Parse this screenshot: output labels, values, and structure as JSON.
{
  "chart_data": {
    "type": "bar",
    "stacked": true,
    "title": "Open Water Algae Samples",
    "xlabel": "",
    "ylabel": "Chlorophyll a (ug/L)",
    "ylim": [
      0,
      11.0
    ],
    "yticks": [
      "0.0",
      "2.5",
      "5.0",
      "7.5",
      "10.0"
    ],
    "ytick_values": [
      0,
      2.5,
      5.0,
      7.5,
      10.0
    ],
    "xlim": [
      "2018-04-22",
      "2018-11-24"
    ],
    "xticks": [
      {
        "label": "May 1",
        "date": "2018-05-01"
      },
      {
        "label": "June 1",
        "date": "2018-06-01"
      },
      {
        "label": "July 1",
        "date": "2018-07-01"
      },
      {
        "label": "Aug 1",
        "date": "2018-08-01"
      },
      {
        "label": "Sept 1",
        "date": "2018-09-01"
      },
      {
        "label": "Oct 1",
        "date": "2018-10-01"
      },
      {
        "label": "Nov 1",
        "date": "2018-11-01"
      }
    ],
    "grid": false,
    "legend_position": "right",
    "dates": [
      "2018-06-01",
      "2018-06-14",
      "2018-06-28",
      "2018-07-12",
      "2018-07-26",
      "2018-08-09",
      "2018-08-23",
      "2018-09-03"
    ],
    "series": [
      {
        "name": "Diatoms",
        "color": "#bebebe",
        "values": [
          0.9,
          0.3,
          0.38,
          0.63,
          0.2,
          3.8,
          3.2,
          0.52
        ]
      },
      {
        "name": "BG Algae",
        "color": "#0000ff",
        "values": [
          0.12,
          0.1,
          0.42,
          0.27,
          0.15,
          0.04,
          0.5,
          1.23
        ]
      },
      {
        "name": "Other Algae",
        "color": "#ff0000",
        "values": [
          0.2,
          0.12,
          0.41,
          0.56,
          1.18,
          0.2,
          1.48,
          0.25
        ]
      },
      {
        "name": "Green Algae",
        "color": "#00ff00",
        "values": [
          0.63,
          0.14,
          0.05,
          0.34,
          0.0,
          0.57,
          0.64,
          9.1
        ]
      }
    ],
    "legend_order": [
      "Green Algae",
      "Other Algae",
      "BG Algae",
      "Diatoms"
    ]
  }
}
=======
Instructions for the task
Your answer should be one number: how many lines of the listing include the word "Algae".

Answer to this problem
7